##### Dataset content

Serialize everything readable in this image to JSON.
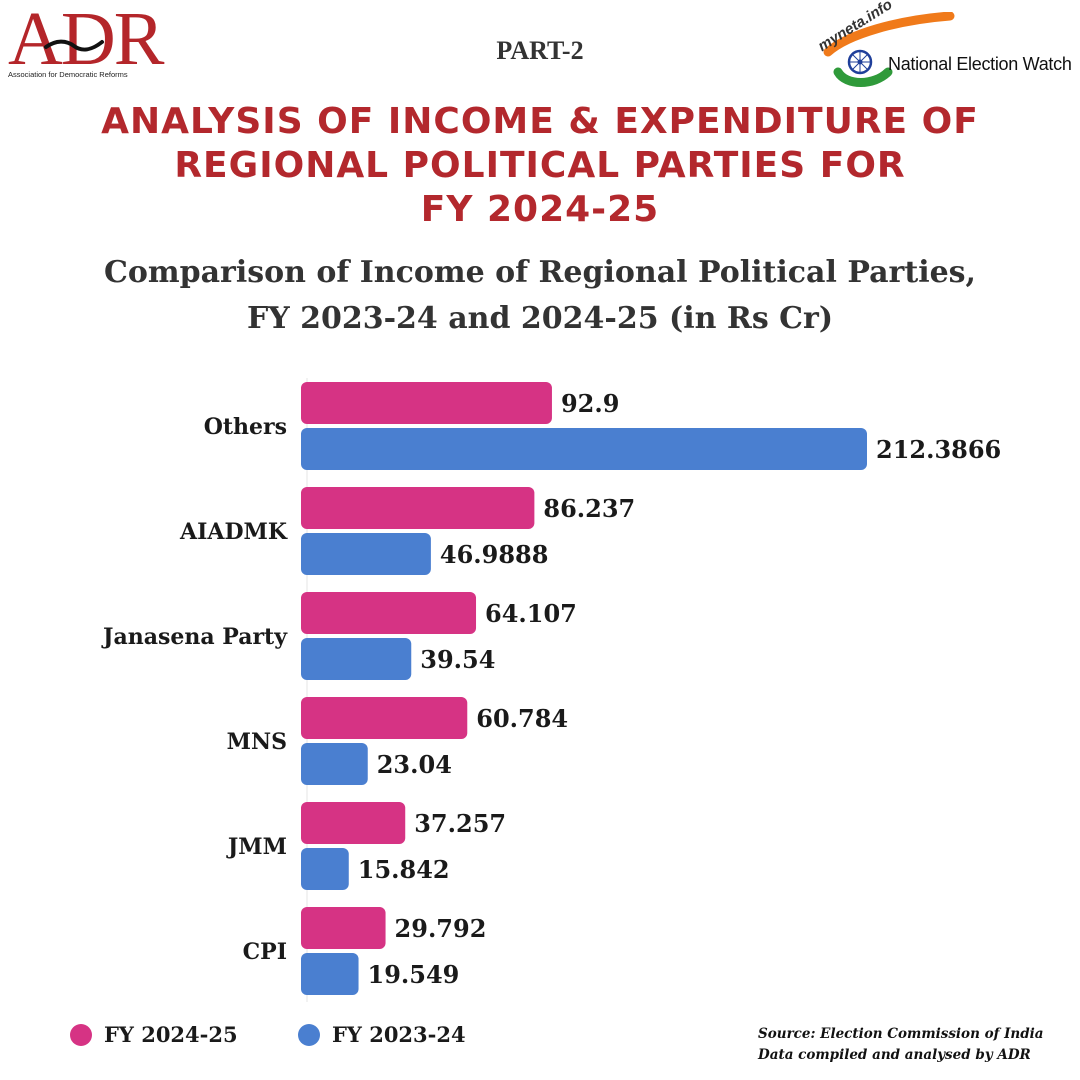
{
  "header": {
    "adr_logo_text": "ADR",
    "adr_tagline": "Association for Democratic Reforms",
    "part_label": "PART-2",
    "myneta_text": "myneta.info",
    "new_text": "National Election Watch"
  },
  "headline": {
    "line1": "ANALYSIS OF INCOME & EXPENDITURE OF",
    "line2": "REGIONAL POLITICAL PARTIES FOR",
    "line3": "FY 2024-25"
  },
  "chart_title": {
    "line1": "Comparison of Income of Regional Political Parties,",
    "line2": "FY 2023-24 and 2024-25 (in Rs Cr)"
  },
  "colors": {
    "headline": "#b3282d",
    "fy2425": "#d63384",
    "fy2324": "#4a7fd0"
  },
  "chart_data": {
    "type": "bar",
    "orientation": "horizontal",
    "title": "Comparison of Income of Regional Political Parties, FY 2023-24 and 2024-25 (in Rs Cr)",
    "categories": [
      "Others",
      "AIADMK",
      "Janasena Party",
      "MNS",
      "JMM",
      "CPI"
    ],
    "series": [
      {
        "name": "FY 2024-25",
        "color": "#d63384",
        "values": [
          92.9,
          86.237,
          64.107,
          60.784,
          37.257,
          29.792
        ],
        "labels": [
          "92.9",
          "86.237",
          "64.107",
          "60.784",
          "37.257",
          "29.792"
        ]
      },
      {
        "name": "FY 2023-24",
        "color": "#4a7fd0",
        "values": [
          212.3866,
          46.9888,
          39.54,
          23.04,
          15.842,
          19.549
        ],
        "labels": [
          "212.3866",
          "46.9888",
          "39.54",
          "23.04",
          "15.842",
          "19.549"
        ]
      }
    ],
    "xlim": [
      0,
      212.3866
    ],
    "grid": false,
    "legend": "bottom-left"
  },
  "footer": {
    "line1": "Source: Election Commission of India",
    "line2": "Data compiled and analysed by ADR"
  }
}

##########

- **Work to do**
Reproduce every line above as written, skipping pictures.

- **Exercise output**
Serialize everything readable in this image to JSON.
{
  "header": {
    "adr_logo_text": "ADR",
    "adr_tagline": "Association for Democratic Reforms",
    "part_label": "PART-2",
    "myneta_text": "myneta.info",
    "new_text": "National Election Watch"
  },
  "headline": {
    "line1": "ANALYSIS OF INCOME & EXPENDITURE OF",
    "line2": "REGIONAL POLITICAL PARTIES FOR",
    "line3": "FY 2024-25"
  },
  "chart_title": {
    "line1": "Comparison of Income of Regional Political Parties,",
    "line2": "FY 2023-24 and 2024-25 (in Rs Cr)"
  },
  "colors": {
    "headline": "#b3282d",
    "fy2425": "#d63384",
    "fy2324": "#4a7fd0"
  },
  "chart_data": {
    "type": "bar",
    "orientation": "horizontal",
    "title": "Comparison of Income of Regional Political Parties, FY 2023-24 and 2024-25 (in Rs Cr)",
    "categories": [
      "Others",
      "AIADMK",
      "Janasena Party",
      "MNS",
      "JMM",
      "CPI"
    ],
    "series": [
      {
        "name": "FY 2024-25",
        "color": "#d63384",
        "values": [
          92.9,
          86.237,
          64.107,
          60.784,
          37.257,
          29.792
        ],
        "labels": [
          "92.9",
          "86.237",
          "64.107",
          "60.784",
          "37.257",
          "29.792"
        ]
      },
      {
        "name": "FY 2023-24",
        "color": "#4a7fd0",
        "values": [
          212.3866,
          46.9888,
          39.54,
          23.04,
          15.842,
          19.549
        ],
        "labels": [
          "212.3866",
          "46.9888",
          "39.54",
          "23.04",
          "15.842",
          "19.549"
        ]
      }
    ],
    "xlim": [
      0,
      212.3866
    ],
    "grid": false,
    "legend": "bottom-left"
  },
  "footer": {
    "line1": "Source: Election Commission of India",
    "line2": "Data compiled and analysed by ADR"
  }
}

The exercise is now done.